» TEXTO PARA LEER:
----

Francisco Javier Nieves Aguilar
El marido era un hombre robusto, de la voz fuerte y los modales ásperos. Ella, la esposa, era una mujer dulce y delicada. Se habían casado. Nada les hacía falta en el aspecto material.
La mujer cuidaba de la casa y educaba a los hijos. Estos crecieron, se casaron y se alejaron de sus padres. Una historia como tantas. Pero cuando todos los hijos se fueron de la casa, la esposa perdió su sonrisa, se hizo siempre más sutil y casi transparente.
No podía ya comer y en poco tiempo no se levantó más de la cama. El marido preocupado la llevó a un hospital. Llegaron a visitarla los médicos y doctores más competentes y famosos. Nadie lograba descubrir el tipo de enfermedad que ella tenía. Sacudían la cabeza y se decían: “¿Quién sabe?”
El último especialista, que la visitó, le dijo por separado al marido: “Yo diría, con toda franqueza, que su esposa no tiene ya ganas de vivir. Es por eso que ningún remedio le puede servir”.

----

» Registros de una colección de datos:

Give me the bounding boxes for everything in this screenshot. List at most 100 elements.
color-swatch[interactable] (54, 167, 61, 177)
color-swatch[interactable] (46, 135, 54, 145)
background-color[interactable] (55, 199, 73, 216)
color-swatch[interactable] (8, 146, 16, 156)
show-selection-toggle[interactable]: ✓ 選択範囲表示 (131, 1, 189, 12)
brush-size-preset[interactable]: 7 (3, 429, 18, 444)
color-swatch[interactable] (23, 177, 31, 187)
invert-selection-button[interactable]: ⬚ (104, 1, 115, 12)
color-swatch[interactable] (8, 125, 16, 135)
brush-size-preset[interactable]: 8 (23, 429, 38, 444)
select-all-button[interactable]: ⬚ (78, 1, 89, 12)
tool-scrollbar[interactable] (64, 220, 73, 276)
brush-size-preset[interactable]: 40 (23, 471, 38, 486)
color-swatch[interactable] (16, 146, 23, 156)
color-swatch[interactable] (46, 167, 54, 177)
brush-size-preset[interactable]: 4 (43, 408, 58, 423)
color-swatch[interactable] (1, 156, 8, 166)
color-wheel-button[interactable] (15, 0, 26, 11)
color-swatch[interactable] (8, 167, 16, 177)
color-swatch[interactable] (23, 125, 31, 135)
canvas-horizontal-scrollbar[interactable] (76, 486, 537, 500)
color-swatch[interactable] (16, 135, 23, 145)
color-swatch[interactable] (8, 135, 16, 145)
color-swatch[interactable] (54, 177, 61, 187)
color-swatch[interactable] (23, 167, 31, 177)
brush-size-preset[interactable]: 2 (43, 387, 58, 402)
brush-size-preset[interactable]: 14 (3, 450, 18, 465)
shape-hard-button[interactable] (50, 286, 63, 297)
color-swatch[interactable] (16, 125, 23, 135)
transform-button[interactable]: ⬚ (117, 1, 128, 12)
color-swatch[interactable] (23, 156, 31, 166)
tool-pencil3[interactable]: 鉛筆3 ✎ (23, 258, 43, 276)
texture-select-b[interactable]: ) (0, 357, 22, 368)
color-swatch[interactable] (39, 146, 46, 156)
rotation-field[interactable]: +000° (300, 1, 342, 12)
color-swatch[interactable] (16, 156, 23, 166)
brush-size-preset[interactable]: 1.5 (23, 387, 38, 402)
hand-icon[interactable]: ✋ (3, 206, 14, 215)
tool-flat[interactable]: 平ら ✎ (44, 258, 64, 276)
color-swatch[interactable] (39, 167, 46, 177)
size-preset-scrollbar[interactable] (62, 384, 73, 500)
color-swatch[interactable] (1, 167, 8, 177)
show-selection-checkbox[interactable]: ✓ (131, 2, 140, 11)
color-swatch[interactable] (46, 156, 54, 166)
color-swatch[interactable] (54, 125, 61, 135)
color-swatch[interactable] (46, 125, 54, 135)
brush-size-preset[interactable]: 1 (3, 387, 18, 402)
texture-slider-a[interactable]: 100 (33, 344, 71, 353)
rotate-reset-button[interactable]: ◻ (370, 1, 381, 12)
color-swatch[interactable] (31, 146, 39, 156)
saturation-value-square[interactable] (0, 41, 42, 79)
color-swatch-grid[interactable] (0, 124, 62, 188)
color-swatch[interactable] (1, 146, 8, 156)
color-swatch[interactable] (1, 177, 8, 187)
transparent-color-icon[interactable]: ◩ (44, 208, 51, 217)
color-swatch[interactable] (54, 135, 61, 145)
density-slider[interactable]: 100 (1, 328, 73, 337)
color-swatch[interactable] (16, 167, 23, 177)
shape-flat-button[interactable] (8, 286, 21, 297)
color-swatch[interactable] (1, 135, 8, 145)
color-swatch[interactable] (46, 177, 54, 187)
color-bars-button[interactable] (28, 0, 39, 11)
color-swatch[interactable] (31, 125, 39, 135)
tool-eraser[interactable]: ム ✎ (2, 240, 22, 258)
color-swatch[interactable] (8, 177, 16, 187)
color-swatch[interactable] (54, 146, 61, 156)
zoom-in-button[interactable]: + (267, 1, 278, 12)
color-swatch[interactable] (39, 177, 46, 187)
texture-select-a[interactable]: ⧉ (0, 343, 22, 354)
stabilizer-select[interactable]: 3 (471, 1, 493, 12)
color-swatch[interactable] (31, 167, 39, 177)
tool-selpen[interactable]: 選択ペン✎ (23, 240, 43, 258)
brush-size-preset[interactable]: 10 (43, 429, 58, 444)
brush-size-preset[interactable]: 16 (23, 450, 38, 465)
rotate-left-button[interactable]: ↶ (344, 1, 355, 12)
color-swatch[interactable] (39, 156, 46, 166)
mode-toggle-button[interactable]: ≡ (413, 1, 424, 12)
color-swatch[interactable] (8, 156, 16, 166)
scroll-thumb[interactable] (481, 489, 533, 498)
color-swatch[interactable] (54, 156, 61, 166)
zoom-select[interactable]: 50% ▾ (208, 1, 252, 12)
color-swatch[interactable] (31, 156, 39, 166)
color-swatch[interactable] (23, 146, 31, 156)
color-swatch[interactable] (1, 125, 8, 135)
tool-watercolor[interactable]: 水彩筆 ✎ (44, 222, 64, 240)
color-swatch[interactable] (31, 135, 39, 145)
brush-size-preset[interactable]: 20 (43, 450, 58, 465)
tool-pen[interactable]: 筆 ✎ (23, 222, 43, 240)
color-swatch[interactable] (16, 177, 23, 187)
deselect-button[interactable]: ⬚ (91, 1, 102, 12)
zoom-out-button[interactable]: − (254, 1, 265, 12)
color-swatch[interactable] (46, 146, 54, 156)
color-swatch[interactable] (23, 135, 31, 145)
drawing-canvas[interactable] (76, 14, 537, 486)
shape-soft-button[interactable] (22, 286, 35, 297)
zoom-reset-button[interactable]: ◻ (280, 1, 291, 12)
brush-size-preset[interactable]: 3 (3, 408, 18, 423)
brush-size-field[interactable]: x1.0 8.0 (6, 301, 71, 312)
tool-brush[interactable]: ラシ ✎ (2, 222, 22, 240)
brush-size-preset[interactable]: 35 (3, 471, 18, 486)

----

» EJERCICIOS:
**a)** Enumera los rasgos con los que el relato sobre el matrimonio describe al marido.
**b)** Retoma el relato sobre el matrimonio y continúalo después de las palabras del último especialista.

» SOLUCIONES:
**a)** Es un hombre robusto, tiene la voz fuerte y tiene los modales ásperos.

**b)**
Sin decir una palabra aquel hombre vigoroso y grande, se sentó al lado de la cama de su mujer, la tomó de la mano y, con su voz fuerte, le dijo decididamente:
— Tú no morirás.
— ¿Por qué?– le preguntó con un hilo de voz su mujer.
— Porque yo te quiero y no puedo vivir sin ti.
Entonces, la esposa, sonriendo y con un filo de voz, le contestó:
— ¿Por qué no me lo dijiste antes?–; y a partir de ese instante la mujer empezó a sentirse mejor.
Y en efecto; no basta amar. Hay que expresarlo también. De nada sirve que ames a tu esposo o a tu esposa si no se lo dices, ¡Díselo!, ¡Díselo!, ¡Díselo! ¿O qué esperas?… ¿Acaso estas esperando verla o verlo en un ataúd para decirle cuánto lo amabas o la amabas? Hoy es en un día propicio para que lo expreses. Mañana puede ser demasiado tarde.